* Begin *
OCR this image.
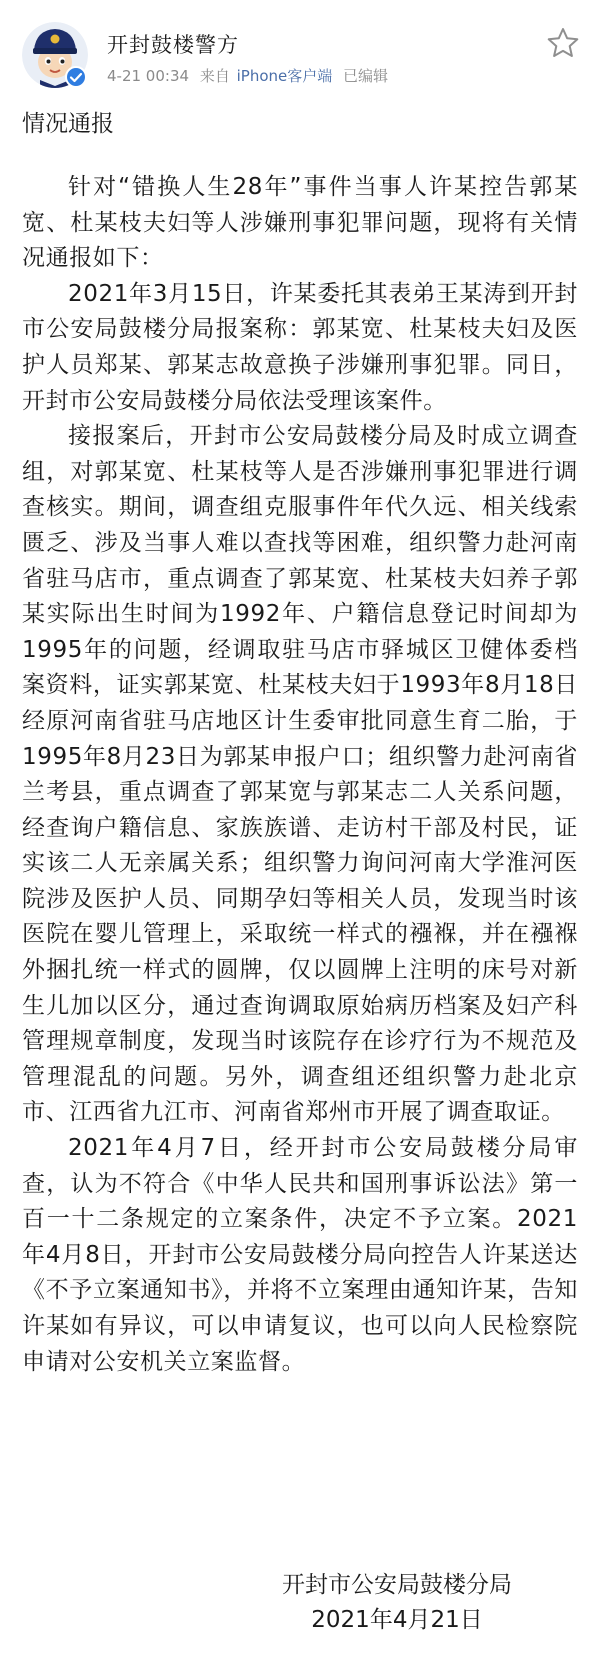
开封鼓楼警方
4-21 00:34 来自 iPhone客户端 已编辑
情况通报

针对“错换人生28年”事件当事人许某控告郭某宽、杜某枝夫妇等人涉嫌刑事犯罪问题，现将有关情况通报如下：

2021年3月15日，许某委托其表弟王某涛到开封市公安局鼓楼分局报案称：郭某宽、杜某枝夫妇及医护人员郑某、郭某志故意换子涉嫌刑事犯罪。同日，开封市公安局鼓楼分局依法受理该案件。

接报案后，开封市公安局鼓楼分局及时成立调查组，对郭某宽、杜某枝等人是否涉嫌刑事犯罪进行调查核实。期间，调查组克服事件年代久远、相关线索匮乏、涉及当事人难以查找等困难，组织警力赴河南省驻马店市，重点调查了郭某宽、杜某枝夫妇养子郭某实际出生时间为1992年、户籍信息登记时间却为1995年的问题，经调取驻马店市驿城区卫健体委档案资料，证实郭某宽、杜某枝夫妇于1993年8月18日经原河南省驻马店地区计生委审批同意生育二胎，于1995年8月23日为郭某申报户口；组织警力赴河南省兰考县，重点调查了郭某宽与郭某志二人关系问题，经查询户籍信息、家族族谱、走访村干部及村民，证实该二人无亲属关系；组织警力询问河南大学淮河医院涉及医护人员、同期孕妇等相关人员，发现当时该医院在婴儿管理上，采取统一样式的襁褓，并在襁褓外捆扎统一样式的圆牌，仅以圆牌上注明的床号对新生儿加以区分，通过查询调取原始病历档案及妇产科管理规章制度，发现当时该院存在诊疗行为不规范及管理混乱的问题。另外，调查组还组织警力赴北京市、江西省九江市、河南省郑州市开展了调查取证。

2021年4月7日，经开封市公安局鼓楼分局审查，认为不符合《中华人民共和国刑事诉讼法》第一百一十二条规定的立案条件，决定不予立案。2021年4月8日，开封市公安局鼓楼分局向控告人许某送达《不予立案通知书》，并将不立案理由通知许某，告知许某如有异议，可以申请复议，也可以向人民检察院申请对公安机关立案监督。

开封市公安局鼓楼分局
2021年4月21日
* End *
Repeat the material above verbatim. Leave the pictures behind.

OCR this image.
开封鼓楼警方
4-21 00:34 来自 iPhone客户端 已编辑
情况通报

针对“错换人生28年”事件当事人许某控告郭某宽、杜某枝夫妇等人涉嫌刑事犯罪问题，现将有关情况通报如下：

2021年3月15日，许某委托其表弟王某涛到开封市公安局鼓楼分局报案称：郭某宽、杜某枝夫妇及医护人员郑某、郭某志故意换子涉嫌刑事犯罪。同日，开封市公安局鼓楼分局依法受理该案件。

接报案后，开封市公安局鼓楼分局及时成立调查组，对郭某宽、杜某枝等人是否涉嫌刑事犯罪进行调查核实。期间，调查组克服事件年代久远、相关线索匮乏、涉及当事人难以查找等困难，组织警力赴河南省驻马店市，重点调查了郭某宽、杜某枝夫妇养子郭某实际出生时间为1992年、户籍信息登记时间却为1995年的问题，经调取驻马店市驿城区卫健体委档案资料，证实郭某宽、杜某枝夫妇于1993年8月18日经原河南省驻马店地区计生委审批同意生育二胎，于1995年8月23日为郭某申报户口；组织警力赴河南省兰考县，重点调查了郭某宽与郭某志二人关系问题，经查询户籍信息、家族族谱、走访村干部及村民，证实该二人无亲属关系；组织警力询问河南大学淮河医院涉及医护人员、同期孕妇等相关人员，发现当时该医院在婴儿管理上，采取统一样式的襁褓，并在襁褓外捆扎统一样式的圆牌，仅以圆牌上注明的床号对新生儿加以区分，通过查询调取原始病历档案及妇产科管理规章制度，发现当时该院存在诊疗行为不规范及管理混乱的问题。另外，调查组还组织警力赴北京市、江西省九江市、河南省郑州市开展了调查取证。

2021年4月7日，经开封市公安局鼓楼分局审查，认为不符合《中华人民共和国刑事诉讼法》第一百一十二条规定的立案条件，决定不予立案。2021年4月8日，开封市公安局鼓楼分局向控告人许某送达《不予立案通知书》，并将不立案理由通知许某，告知许某如有异议，可以申请复议，也可以向人民检察院申请对公安机关立案监督。

开封市公安局鼓楼分局
2021年4月21日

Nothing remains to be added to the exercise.